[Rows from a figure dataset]
■ ■ ■

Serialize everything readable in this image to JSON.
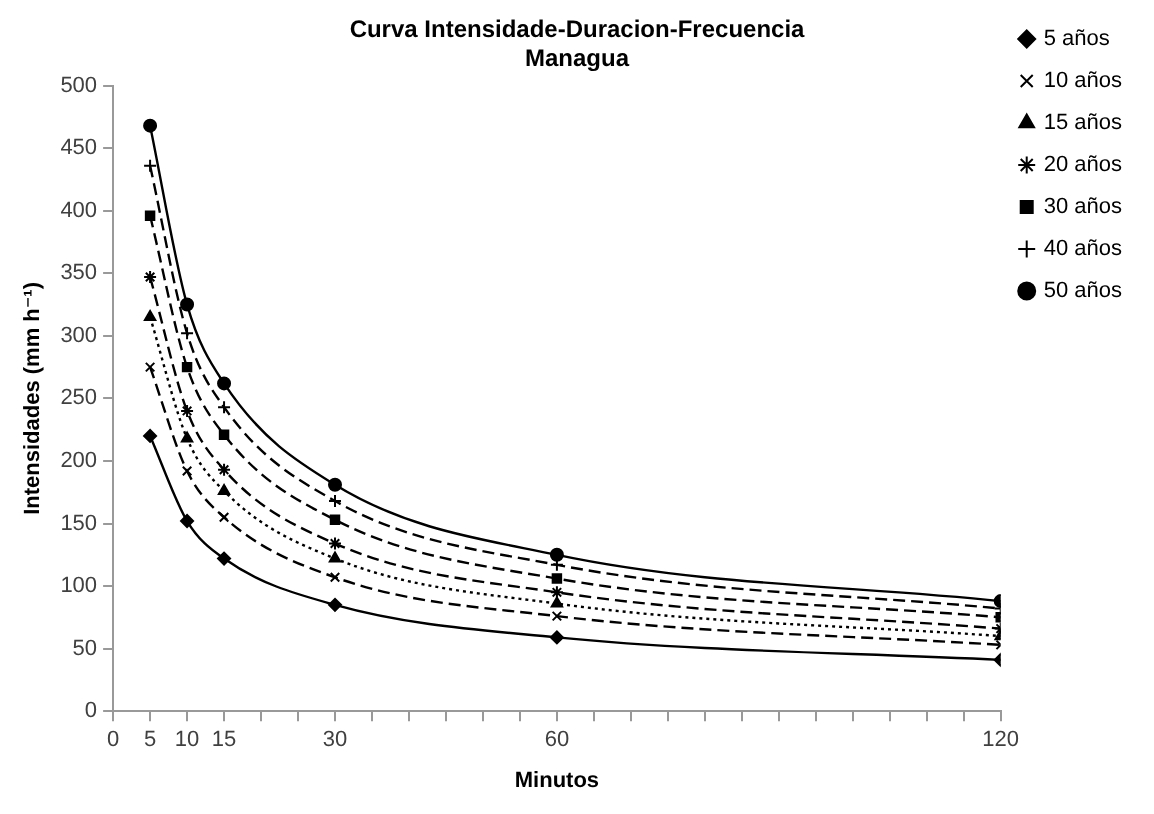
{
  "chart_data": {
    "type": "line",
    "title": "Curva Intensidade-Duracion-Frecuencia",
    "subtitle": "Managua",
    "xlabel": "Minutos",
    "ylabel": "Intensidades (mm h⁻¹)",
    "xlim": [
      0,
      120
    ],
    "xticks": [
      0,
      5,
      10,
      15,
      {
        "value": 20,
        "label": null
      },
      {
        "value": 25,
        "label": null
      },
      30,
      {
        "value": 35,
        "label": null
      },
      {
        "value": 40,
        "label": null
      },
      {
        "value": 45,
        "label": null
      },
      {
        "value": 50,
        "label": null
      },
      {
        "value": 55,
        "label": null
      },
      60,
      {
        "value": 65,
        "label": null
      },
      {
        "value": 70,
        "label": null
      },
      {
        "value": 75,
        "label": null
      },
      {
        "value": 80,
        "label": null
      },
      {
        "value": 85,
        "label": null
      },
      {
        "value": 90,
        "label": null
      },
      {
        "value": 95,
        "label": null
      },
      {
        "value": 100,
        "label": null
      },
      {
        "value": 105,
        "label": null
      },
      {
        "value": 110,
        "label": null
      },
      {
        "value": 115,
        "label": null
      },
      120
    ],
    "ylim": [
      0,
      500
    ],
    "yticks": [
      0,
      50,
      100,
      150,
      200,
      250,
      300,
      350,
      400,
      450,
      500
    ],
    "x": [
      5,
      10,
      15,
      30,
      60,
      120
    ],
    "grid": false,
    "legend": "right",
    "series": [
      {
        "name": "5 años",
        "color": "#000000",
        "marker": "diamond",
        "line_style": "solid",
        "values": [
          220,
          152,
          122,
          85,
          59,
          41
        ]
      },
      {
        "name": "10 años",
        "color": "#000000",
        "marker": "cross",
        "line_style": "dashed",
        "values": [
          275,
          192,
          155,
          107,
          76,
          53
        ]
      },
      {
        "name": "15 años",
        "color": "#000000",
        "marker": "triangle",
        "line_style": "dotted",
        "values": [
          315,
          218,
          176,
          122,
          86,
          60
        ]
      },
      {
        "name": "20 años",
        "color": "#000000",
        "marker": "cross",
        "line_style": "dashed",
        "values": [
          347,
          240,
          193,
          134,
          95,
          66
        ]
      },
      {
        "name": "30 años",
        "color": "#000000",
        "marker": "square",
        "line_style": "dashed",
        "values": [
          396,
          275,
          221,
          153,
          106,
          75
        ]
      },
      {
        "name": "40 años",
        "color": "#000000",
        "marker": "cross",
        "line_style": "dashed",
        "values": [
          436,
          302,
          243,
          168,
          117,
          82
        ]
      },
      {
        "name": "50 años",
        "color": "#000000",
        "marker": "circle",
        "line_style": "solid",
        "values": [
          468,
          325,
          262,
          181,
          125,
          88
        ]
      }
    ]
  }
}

■ ■ ■

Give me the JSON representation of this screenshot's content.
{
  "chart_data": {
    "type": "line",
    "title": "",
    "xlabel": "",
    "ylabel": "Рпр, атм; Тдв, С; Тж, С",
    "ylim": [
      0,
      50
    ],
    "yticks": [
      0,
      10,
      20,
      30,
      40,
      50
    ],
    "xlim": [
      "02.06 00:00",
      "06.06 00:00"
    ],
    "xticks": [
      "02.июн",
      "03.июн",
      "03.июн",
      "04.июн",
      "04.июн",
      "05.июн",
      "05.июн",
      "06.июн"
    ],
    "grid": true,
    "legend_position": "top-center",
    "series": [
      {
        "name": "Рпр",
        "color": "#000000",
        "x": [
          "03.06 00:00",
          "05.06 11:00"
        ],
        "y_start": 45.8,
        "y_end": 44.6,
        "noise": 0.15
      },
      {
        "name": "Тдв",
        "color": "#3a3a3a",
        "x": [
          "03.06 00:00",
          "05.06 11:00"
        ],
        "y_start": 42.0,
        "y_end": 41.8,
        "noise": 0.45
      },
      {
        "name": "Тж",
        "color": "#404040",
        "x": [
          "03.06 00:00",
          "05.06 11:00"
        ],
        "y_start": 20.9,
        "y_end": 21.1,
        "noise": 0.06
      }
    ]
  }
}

■ ■ ■

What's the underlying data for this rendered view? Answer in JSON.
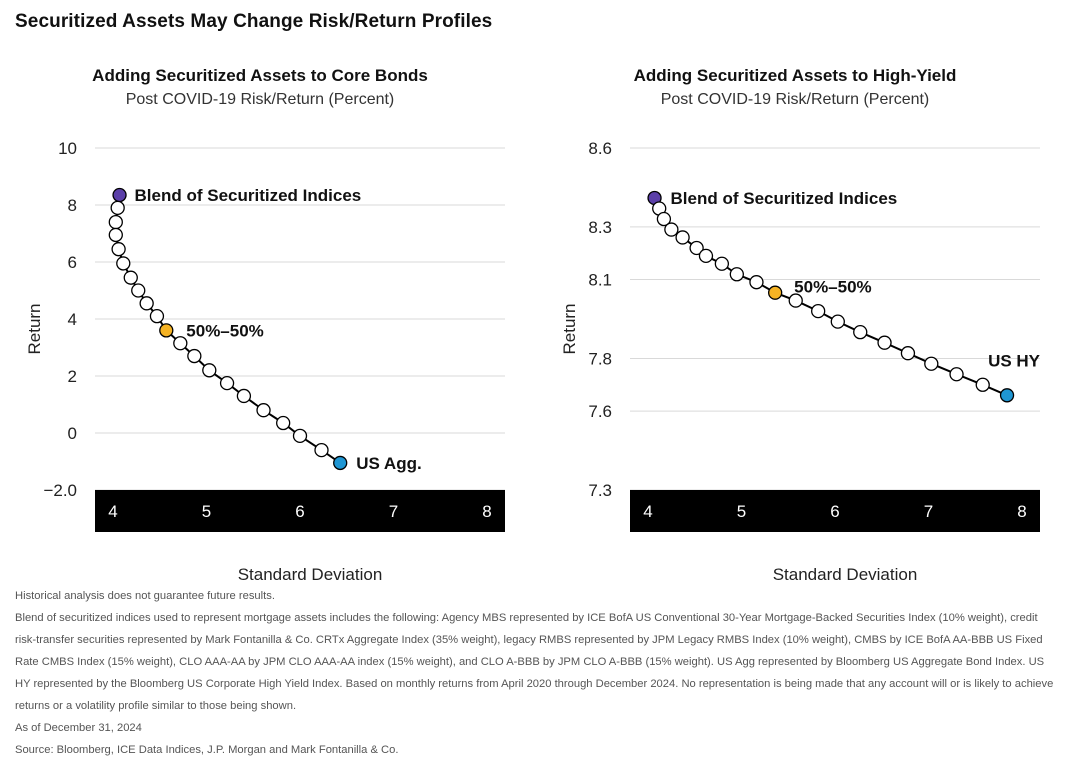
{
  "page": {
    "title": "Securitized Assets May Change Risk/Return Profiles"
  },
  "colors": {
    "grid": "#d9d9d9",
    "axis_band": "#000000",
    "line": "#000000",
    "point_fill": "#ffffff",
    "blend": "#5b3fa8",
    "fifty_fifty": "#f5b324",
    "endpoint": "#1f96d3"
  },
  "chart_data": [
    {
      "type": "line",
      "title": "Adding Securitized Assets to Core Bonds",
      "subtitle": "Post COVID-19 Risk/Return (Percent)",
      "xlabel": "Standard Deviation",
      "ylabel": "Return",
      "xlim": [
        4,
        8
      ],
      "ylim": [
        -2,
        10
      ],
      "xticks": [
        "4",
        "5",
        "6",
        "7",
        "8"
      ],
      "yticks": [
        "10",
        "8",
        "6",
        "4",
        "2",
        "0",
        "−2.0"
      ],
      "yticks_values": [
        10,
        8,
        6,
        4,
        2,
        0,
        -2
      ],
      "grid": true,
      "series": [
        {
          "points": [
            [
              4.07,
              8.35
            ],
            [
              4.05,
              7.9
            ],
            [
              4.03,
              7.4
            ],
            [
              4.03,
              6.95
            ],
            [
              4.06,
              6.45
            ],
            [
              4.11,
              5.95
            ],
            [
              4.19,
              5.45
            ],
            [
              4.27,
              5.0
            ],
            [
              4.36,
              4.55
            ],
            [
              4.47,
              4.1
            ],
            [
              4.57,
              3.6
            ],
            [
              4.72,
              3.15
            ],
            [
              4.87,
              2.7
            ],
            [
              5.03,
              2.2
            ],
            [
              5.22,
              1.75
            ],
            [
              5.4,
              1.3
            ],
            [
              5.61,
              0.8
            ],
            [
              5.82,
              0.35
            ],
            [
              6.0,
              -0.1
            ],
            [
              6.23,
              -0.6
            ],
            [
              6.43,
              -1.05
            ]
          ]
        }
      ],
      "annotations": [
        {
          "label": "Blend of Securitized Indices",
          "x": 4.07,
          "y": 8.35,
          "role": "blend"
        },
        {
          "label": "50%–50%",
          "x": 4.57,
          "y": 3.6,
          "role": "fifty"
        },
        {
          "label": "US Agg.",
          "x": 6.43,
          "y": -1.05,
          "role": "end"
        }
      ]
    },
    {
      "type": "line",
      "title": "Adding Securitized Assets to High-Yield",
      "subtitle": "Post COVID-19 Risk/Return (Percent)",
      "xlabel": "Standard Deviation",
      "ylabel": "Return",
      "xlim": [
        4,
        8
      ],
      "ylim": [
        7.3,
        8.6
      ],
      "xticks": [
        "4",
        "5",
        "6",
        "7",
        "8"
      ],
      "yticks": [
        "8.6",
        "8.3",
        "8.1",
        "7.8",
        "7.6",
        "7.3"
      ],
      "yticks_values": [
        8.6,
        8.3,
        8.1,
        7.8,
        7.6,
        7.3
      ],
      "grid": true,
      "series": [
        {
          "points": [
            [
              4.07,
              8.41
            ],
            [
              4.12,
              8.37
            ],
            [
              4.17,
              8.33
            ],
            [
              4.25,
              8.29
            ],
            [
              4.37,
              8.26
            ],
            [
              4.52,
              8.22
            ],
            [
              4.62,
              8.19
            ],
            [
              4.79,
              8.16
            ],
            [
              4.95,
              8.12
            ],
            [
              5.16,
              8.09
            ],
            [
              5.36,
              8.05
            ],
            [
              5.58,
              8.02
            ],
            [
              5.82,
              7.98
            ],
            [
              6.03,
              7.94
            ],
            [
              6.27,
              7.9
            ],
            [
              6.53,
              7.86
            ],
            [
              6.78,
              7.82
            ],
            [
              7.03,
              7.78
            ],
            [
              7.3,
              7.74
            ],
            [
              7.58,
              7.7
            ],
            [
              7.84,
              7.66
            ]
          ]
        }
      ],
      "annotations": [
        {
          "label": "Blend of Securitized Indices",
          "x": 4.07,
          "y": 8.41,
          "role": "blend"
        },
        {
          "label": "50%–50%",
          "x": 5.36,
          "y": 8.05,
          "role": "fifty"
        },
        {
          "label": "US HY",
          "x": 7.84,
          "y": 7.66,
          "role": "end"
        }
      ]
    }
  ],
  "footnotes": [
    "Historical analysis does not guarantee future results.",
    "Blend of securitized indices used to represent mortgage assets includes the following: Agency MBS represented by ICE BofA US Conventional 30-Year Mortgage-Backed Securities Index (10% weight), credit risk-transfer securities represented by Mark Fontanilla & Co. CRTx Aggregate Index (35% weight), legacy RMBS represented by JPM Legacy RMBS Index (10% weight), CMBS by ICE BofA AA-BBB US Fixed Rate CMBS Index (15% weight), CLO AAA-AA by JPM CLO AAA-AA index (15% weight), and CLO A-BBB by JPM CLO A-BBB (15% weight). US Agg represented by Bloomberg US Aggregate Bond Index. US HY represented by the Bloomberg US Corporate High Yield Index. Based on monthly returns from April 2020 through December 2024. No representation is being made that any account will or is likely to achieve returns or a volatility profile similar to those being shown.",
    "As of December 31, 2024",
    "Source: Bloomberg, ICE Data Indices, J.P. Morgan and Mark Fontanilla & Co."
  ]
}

■ ■ ■

— Set task —
Show every line from the listing above in which the string "Adding" appears.

— Solution to this problem —
      "title": "Adding Securitized Assets to Core Bonds",
      "title": "Adding Securitized Assets to High-Yield",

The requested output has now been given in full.